BEGIN Data supplied
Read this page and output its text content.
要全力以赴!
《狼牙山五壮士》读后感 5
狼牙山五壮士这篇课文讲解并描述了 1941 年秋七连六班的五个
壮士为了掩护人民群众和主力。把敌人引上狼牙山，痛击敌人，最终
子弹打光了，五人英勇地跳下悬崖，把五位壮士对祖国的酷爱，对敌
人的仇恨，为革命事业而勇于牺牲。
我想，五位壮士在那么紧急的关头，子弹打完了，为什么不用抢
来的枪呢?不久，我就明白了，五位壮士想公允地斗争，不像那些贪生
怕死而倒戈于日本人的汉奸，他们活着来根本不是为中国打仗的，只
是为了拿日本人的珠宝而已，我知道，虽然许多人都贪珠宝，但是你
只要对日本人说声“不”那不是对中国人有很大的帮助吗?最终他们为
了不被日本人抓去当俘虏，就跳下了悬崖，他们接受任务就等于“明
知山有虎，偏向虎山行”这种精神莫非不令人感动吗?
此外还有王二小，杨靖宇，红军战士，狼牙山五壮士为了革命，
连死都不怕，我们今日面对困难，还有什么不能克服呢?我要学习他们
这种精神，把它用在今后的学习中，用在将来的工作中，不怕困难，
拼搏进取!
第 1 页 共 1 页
END Data supplied
_Instructions for the task:_ Write the entire listing out again, word for word.

_Final result:_
Read this page and output its text content.
要全力以赴!
《狼牙山五壮士》读后感 5
狼牙山五壮士这篇课文讲解并描述了 1941 年秋七连六班的五个
壮士为了掩护人民群众和主力。把敌人引上狼牙山，痛击敌人，最终
子弹打光了，五人英勇地跳下悬崖，把五位壮士对祖国的酷爱，对敌
人的仇恨，为革命事业而勇于牺牲。
我想，五位壮士在那么紧急的关头，子弹打完了，为什么不用抢
来的枪呢?不久，我就明白了，五位壮士想公允地斗争，不像那些贪生
怕死而倒戈于日本人的汉奸，他们活着来根本不是为中国打仗的，只
是为了拿日本人的珠宝而已，我知道，虽然许多人都贪珠宝，但是你
只要对日本人说声“不”那不是对中国人有很大的帮助吗?最终他们为
了不被日本人抓去当俘虏，就跳下了悬崖，他们接受任务就等于“明
知山有虎，偏向虎山行”这种精神莫非不令人感动吗?
此外还有王二小，杨靖宇，红军战士，狼牙山五壮士为了革命，
连死都不怕，我们今日面对困难，还有什么不能克服呢?我要学习他们
这种精神，把它用在今后的学习中，用在将来的工作中，不怕困难，
拼搏进取!
第 1 页 共 1 页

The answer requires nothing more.